**AIM**: Check every line below for the word "проверок" and copy the ones that have it.

Stored data entries
============

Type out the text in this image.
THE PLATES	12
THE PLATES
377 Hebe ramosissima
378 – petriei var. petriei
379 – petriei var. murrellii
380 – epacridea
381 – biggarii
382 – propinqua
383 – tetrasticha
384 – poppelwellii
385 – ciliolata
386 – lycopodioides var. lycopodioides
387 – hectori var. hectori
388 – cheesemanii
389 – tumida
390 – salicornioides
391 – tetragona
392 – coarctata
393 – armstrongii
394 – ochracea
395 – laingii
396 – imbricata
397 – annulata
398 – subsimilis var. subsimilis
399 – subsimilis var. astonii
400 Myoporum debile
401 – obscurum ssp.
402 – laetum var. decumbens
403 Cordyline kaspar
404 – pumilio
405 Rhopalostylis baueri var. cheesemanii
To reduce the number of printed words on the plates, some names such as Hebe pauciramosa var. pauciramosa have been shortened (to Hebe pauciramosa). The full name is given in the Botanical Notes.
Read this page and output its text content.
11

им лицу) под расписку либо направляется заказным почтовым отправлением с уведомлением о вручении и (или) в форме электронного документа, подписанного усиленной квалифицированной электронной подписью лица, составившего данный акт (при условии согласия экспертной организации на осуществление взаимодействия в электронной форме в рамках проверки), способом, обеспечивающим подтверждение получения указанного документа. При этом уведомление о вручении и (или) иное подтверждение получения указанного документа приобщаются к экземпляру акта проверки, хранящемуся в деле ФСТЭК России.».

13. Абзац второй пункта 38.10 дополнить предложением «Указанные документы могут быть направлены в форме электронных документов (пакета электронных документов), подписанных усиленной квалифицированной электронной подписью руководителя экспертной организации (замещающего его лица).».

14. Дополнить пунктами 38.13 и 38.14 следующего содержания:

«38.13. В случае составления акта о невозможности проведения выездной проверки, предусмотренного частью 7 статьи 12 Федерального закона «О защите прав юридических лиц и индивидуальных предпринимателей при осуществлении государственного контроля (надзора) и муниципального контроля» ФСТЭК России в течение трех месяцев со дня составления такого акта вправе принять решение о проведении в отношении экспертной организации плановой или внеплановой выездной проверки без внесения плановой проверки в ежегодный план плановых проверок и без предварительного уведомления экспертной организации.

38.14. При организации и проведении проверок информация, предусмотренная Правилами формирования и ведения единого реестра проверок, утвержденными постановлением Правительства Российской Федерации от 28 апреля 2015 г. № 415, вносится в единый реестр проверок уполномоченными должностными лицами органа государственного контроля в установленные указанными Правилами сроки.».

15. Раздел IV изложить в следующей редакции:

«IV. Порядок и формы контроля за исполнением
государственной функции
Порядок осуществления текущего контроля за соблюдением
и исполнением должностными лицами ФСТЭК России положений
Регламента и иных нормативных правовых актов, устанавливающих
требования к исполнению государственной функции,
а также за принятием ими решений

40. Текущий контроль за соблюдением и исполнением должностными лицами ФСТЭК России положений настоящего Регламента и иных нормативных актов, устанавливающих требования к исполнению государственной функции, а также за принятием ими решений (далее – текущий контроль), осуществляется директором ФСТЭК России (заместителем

============

**RESULT OF THE TASK**:
«38.13. В случае составления акта о невозможности проведения выездной проверки, предусмотренного частью 7 статьи 12 Федерального закона «О защите прав юридических лиц и индивидуальных предпринимателей при осуществлении государственного контроля (надзора) и муниципального контроля» ФСТЭК России в течение трех месяцев со дня составления такого акта вправе принять решение о проведении в отношении экспертной организации плановой или внеплановой выездной проверки без внесения плановой проверки в ежегодный план плановых проверок и без предварительного уведомления экспертной организации.
38.14. При организации и проведении проверок информация, предусмотренная Правилами формирования и ведения единого реестра проверок, утвержденными постановлением Правительства Российской Федерации от 28 апреля 2015 г. № 415, вносится в единый реестр проверок уполномоченными должностными лицами органа государственного контроля в установленные указанными Правилами сроки.».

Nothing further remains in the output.